**Фрагмент документа**.
------------------------------------------------------------

Получается, и в Новосибирске идеологическая свобода была ограничена… Не потому ли Вы потом вернулись в перестроечную Москву?
– Нет, причины были иные. В 1986 году я была избрана президентом Советской социологической ассоциации, и мне пришлось часто летать в Москву. А в 1987-м председатель ВЦСПС Шалаев неожиданно предложил мне возглавить Всесоюзный центр изучения общественного мнения (ВЦИОМ), решение о создании которого при ВЦСПС только что принял ЦК КПСС. Консервативно настроенное руководство профсоюзов не смогло найти общего языка с главным специалистом по изучению общественного мнения Борисом Андреевичем Грушиным, но и Шалаев, и Грушин были согласны, чтобы я стала директором ВЦИОМа, а Грушин – моим заместителем. Это было далеко от моих интересов, но на кону стояла судьба первого в СССР центра изучения общественного мнения. На меня давили со всех сторон, и пришлось согласиться при условии, что организовывать Центр будет Грушин, а я буду только его «прикрывать» от озлобленных профсоюзников. Важно было и то, что ко мне хорошо относился Горбачёв. Но в 1989 году меня избрали народным депутатом СССР, я вошла в оппозиционную межрегиональную группу депутатов, и на Грушина свалилась практически вся работа. Вскоре он объявил о своём уходе. Для меня это была катастрофа, но к тому времени во ВЦИОМе уже работали крупный социолог Юрий Левада, известный экономист Валерий Рутгайзер со своими командами. Они попросили меня не уходить, и я возглавляла ВЦИОМ до 1992 года. А когда ВЦИОМ встал на ноги, я предложила Леваде занять моё место. Потому что с 1987 по 1992-й год мне не удалось написать ни одной книги. А тут как раз английский профессор Теодор Шанин предложил мне стать сопрезидентом только что организованного им Междисциплинарного академического центра социальных наук («Интерцентра»), позже ставшего частью Московской высшей школы экономических и социальных наук (известной ныне как «Шанинка»).

------------------------------------------------------------

**Записи набора данных**.
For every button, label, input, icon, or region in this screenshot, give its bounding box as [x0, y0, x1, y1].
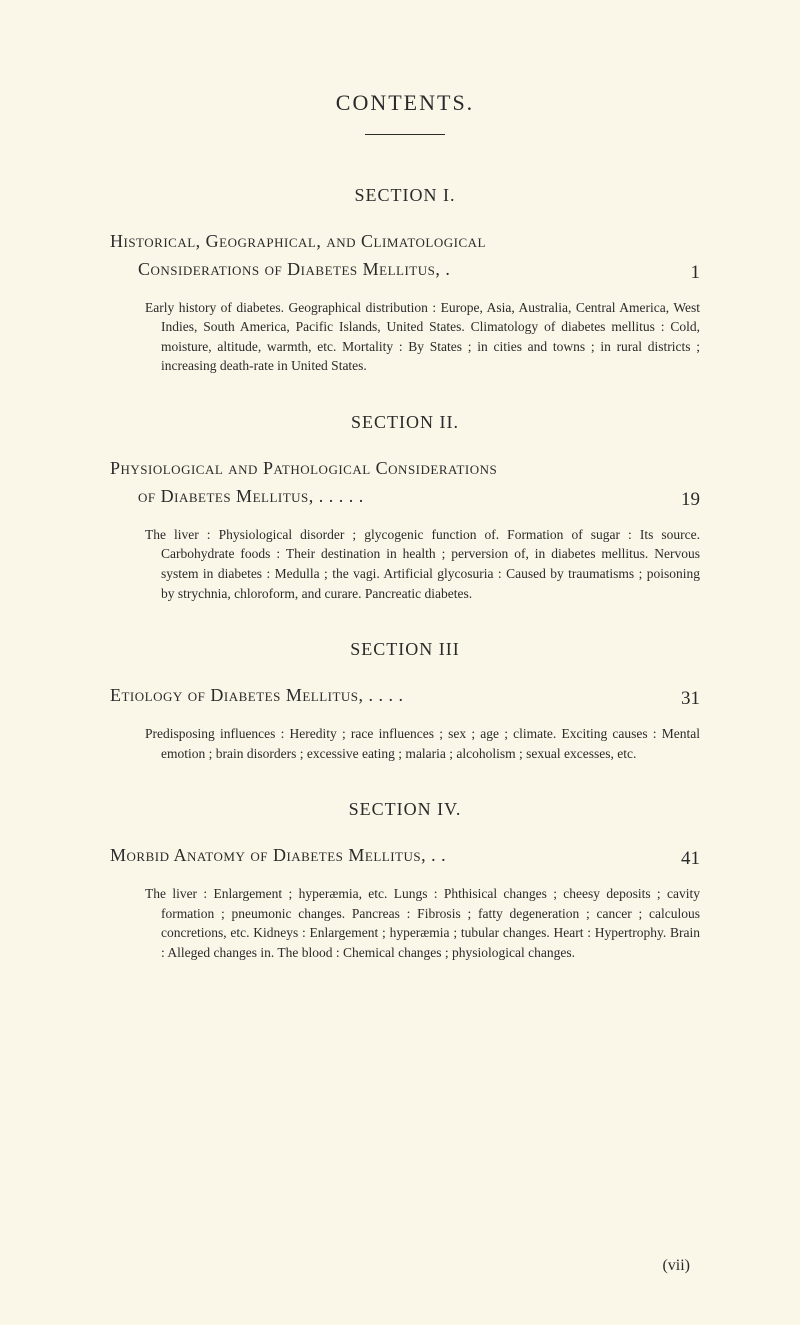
chapter-3-page: 31	[670, 688, 700, 710]
chapter-1-block: Historical, Geographical, and Climatolog…	[110, 228, 700, 284]
chapter-4-page: 41	[670, 848, 700, 870]
chapter-2-description: The liver : Physiological disorder ; gly…	[145, 525, 700, 603]
chapter-1-description: Early history of diabetes. Geographical …	[145, 298, 700, 376]
chapter-1-page: 1	[670, 262, 700, 284]
chapter-3-title-line1: Etiology of Diabetes Mellitus, . . . .	[110, 682, 670, 710]
chapter-2-row: of Diabetes Mellitus, . . . . . 19	[110, 483, 700, 511]
section-4-heading: SECTION IV.	[110, 799, 700, 820]
chapter-2-block: Physiological and Pathological Considera…	[110, 455, 700, 511]
chapter-2-title-line1: Physiological and Pathological Considera…	[110, 455, 700, 483]
section-3-heading: SECTION III	[110, 639, 700, 660]
section-1-heading: SECTION I.	[110, 185, 700, 206]
footer-page-number: (vii)	[662, 1257, 690, 1275]
chapter-1-title-line1: Historical, Geographical, and Climatolog…	[110, 228, 700, 256]
chapter-4-row: Morbid Anatomy of Diabetes Mellitus, . .…	[110, 842, 700, 870]
chapter-3-description: Predisposing influences : Heredity ; rac…	[145, 724, 700, 763]
chapter-4-description: The liver : Enlargement ; hyperæmia, etc…	[145, 884, 700, 962]
chapter-1-row: Considerations of Diabetes Mellitus, . 1	[110, 256, 700, 284]
main-title: CONTENTS.	[110, 90, 700, 116]
title-rule	[365, 134, 445, 135]
section-2-heading: SECTION II.	[110, 412, 700, 433]
chapter-3-row: Etiology of Diabetes Mellitus, . . . . 3…	[110, 682, 700, 710]
chapter-4-title-line1: Morbid Anatomy of Diabetes Mellitus, . .	[110, 842, 670, 870]
chapter-2-page: 19	[670, 489, 700, 511]
chapter-2-title-line2: of Diabetes Mellitus, . . . . .	[110, 483, 670, 511]
chapter-1-title-line2: Considerations of Diabetes Mellitus, .	[110, 256, 670, 284]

------------------------------------------------------------

**Ваша задача**.
Продолжите интервью о работе во ВЦИОМе и переходе в «Интерцентр», начав сразу после его последнего предложения.

**Ответ**.
Почему после Вашего ухода из ВЦИОМа группа Юрия Левады отделилась? И чем «Левада-центр» отличался от ВЦИОМа?
– Сначала из того коллектива, с которым работала я, выделилась большая команда под руководством Александра Ослона. А позже власть, недовольная независимостью Левады, под каким-то фальшивым предлогом сняла Леваду с должности директора ВЦИОМа, заменив его Валерием Фёдоровым. У коллектива Юрия Левады были похищены не только бренд, но и помещение, компьютерная техника, журнал и многое другое. Но коллектив справился с этой бедой и создал свой независимый центр. По мере демократизации общества, расхождения между результатами социологических опросов разных центров стали сокращаться.
А выборки, которые делаются в соцопросах, действительно репрезентативны?
– Да. Они дают достаточно достоверную общую картину.
Так было и в преддверии нынешних президентских выборов. Опросы показывали, что за Путина готовы были проголосовать 54–55 процентов тех, кто пойдёт на выборы. Я думаю, что это были верные цифры; 64 процента – натянуты.
С 1993 года «Интерцентр» начал проводить ежегодные сессии международного симпозиума «Куда идёт Россия?..» В чём был его замысел?
– Я руководила этим симпозиумом с 1993 по 2003 год. Время было тёмное, непонятное – всё бурлило, и учёных волновал самый главный вопрос: что происходит? Куда мы движемся, что будет дальше, что надо делать? И эти вопросы одинаково волновали экономистов, социологов, историков, правоведов, культурологов… Их важно было обсуждать именно вместе. И это было страшно интересно! Симпозиум собирал наиболее ярких, продвинутых, творческих личностей. Из экономистов были Андрей Белоусов, Александр Аузан, Андрей Клепач, из социологов – Теодор Шанин, Владимир Ядов, Юрий Левада, Андрей Здравомыслов, из историков – лауреат золотой медали им. Ломоносова Виктор Данилов, Михаил Гефтер и другие. Приезжали и зарубежные коллеги, интересующиеся Россией.
Дискуссии были открытыми, все, кто хотел, могли участвовать. И постепенно складывалось междисциплинарное научное сообщество, где диспутировали и общались близкие по духу люди. Это были очень свободные прения; взгляды людей во многом расходились. Общим для всех был разве что оптимистичный взгляд на будущее России – мы верили, что она обязательно выйдет на путь демократии.
В этом кругу говорилось о том, что мы строим капитализм, или все надеялись, что это будет социально ориентированное общество?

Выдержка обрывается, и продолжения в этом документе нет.